-------- Record excerpts

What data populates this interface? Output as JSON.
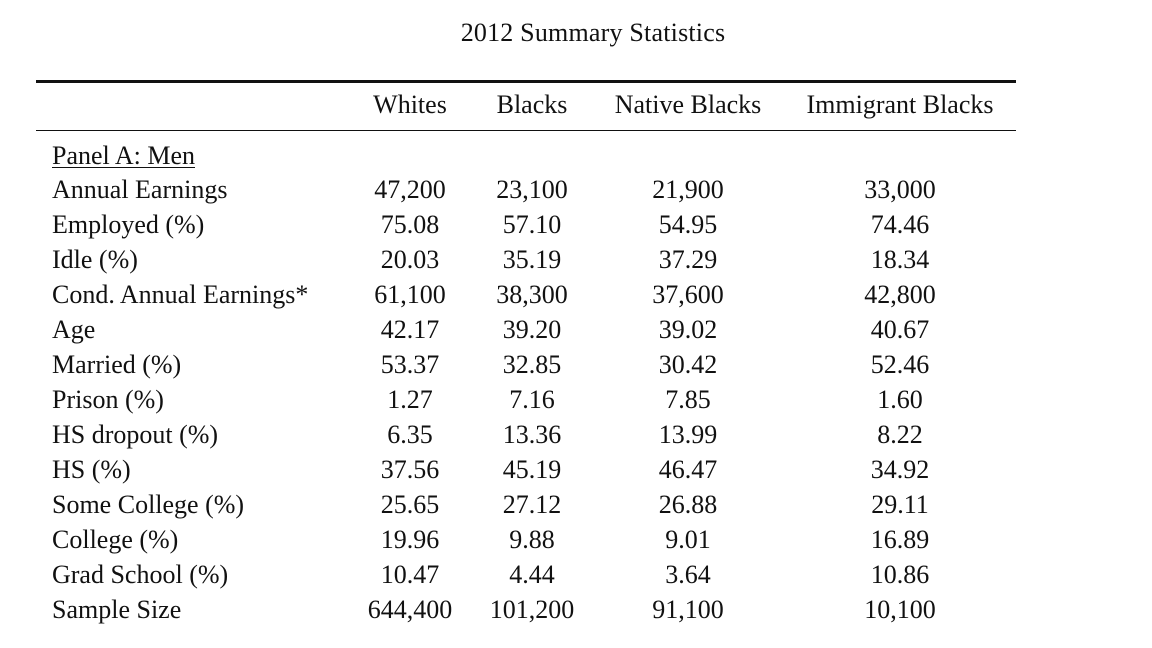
{
  "title": "2012 Summary Statistics",
  "columns": [
    "Whites",
    "Blacks",
    "Native Blacks",
    "Immigrant Blacks"
  ],
  "panel_title": "Panel A: Men",
  "rows": [
    {
      "label": "Annual Earnings",
      "values": [
        "47,200",
        "23,100",
        "21,900",
        "33,000"
      ]
    },
    {
      "label": "Employed (%)",
      "values": [
        "75.08",
        "57.10",
        "54.95",
        "74.46"
      ]
    },
    {
      "label": "Idle (%)",
      "values": [
        "20.03",
        "35.19",
        "37.29",
        "18.34"
      ]
    },
    {
      "label": "Cond. Annual Earnings*",
      "values": [
        "61,100",
        "38,300",
        "37,600",
        "42,800"
      ]
    },
    {
      "label": "Age",
      "values": [
        "42.17",
        "39.20",
        "39.02",
        "40.67"
      ]
    },
    {
      "label": "Married (%)",
      "values": [
        "53.37",
        "32.85",
        "30.42",
        "52.46"
      ]
    },
    {
      "label": "Prison (%)",
      "values": [
        "1.27",
        "7.16",
        "7.85",
        "1.60"
      ]
    },
    {
      "label": "HS dropout (%)",
      "values": [
        "6.35",
        "13.36",
        "13.99",
        "8.22"
      ]
    },
    {
      "label": "HS (%)",
      "values": [
        "37.56",
        "45.19",
        "46.47",
        "34.92"
      ]
    },
    {
      "label": "Some College (%)",
      "values": [
        "25.65",
        "27.12",
        "26.88",
        "29.11"
      ]
    },
    {
      "label": "College (%)",
      "values": [
        "19.96",
        "9.88",
        "9.01",
        "16.89"
      ]
    },
    {
      "label": "Grad School (%)",
      "values": [
        "10.47",
        "4.44",
        "3.64",
        "10.86"
      ]
    },
    {
      "label": "Sample Size",
      "values": [
        "644,400",
        "101,200",
        "91,100",
        "10,100"
      ]
    }
  ]
}
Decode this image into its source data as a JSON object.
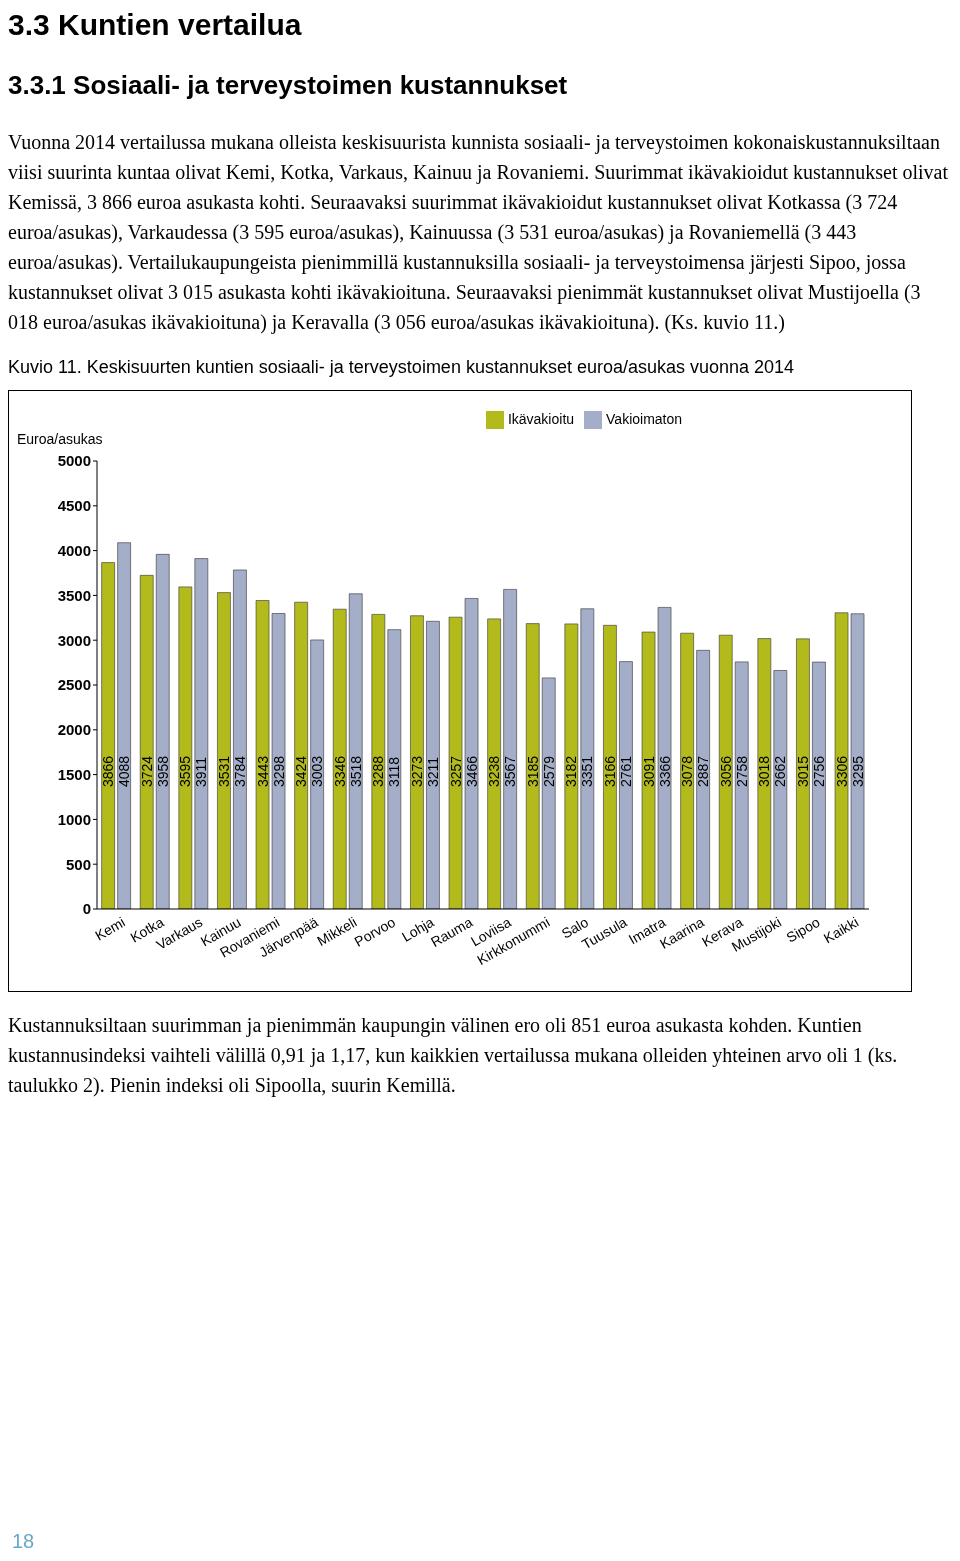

----------------

> _Exercise prompt_
Each line of the material must be retyped exactly, except that images are omitted.

> _Response for this exercise_
What data populates this interface? Output as JSON.
{
  "title": "2012 Summary Statistics",
  "columns": [
    "Whites",
    "Blacks",
    "Native Blacks",
    "Immigrant Blacks"
  ],
  "panel_title": "Panel A: Men",
  "rows": [
    {
      "label": "Annual Earnings",
      "values": [
        "47,200",
        "23,100",
        "21,900",
        "33,000"
      ]
    },
    {
      "label": "Employed (%)",
      "values": [
        "75.08",
        "57.10",
        "54.95",
        "74.46"
      ]
    },
    {
      "label": "Idle (%)",
      "values": [
        "20.03",
        "35.19",
        "37.29",
        "18.34"
      ]
    },
    {
      "label": "Cond. Annual Earnings*",
      "values": [
        "61,100",
        "38,300",
        "37,600",
        "42,800"
      ]
    },
    {
      "label": "Age",
      "values": [
        "42.17",
        "39.20",
        "39.02",
        "40.67"
      ]
    },
    {
      "label": "Married (%)",
      "values": [
        "53.37",
        "32.85",
        "30.42",
        "52.46"
      ]
    },
    {
      "label": "Prison (%)",
      "values": [
        "1.27",
        "7.16",
        "7.85",
        "1.60"
      ]
    },
    {
      "label": "HS dropout (%)",
      "values": [
        "6.35",
        "13.36",
        "13.99",
        "8.22"
      ]
    },
    {
      "label": "HS (%)",
      "values": [
        "37.56",
        "45.19",
        "46.47",
        "34.92"
      ]
    },
    {
      "label": "Some College (%)",
      "values": [
        "25.65",
        "27.12",
        "26.88",
        "29.11"
      ]
    },
    {
      "label": "College (%)",
      "values": [
        "19.96",
        "9.88",
        "9.01",
        "16.89"
      ]
    },
    {
      "label": "Grad School (%)",
      "values": [
        "10.47",
        "4.44",
        "3.64",
        "10.86"
      ]
    },
    {
      "label": "Sample Size",
      "values": [
        "644,400",
        "101,200",
        "91,100",
        "10,100"
      ]
    }
  ]
}
Decode this image into its source data as a JSON object.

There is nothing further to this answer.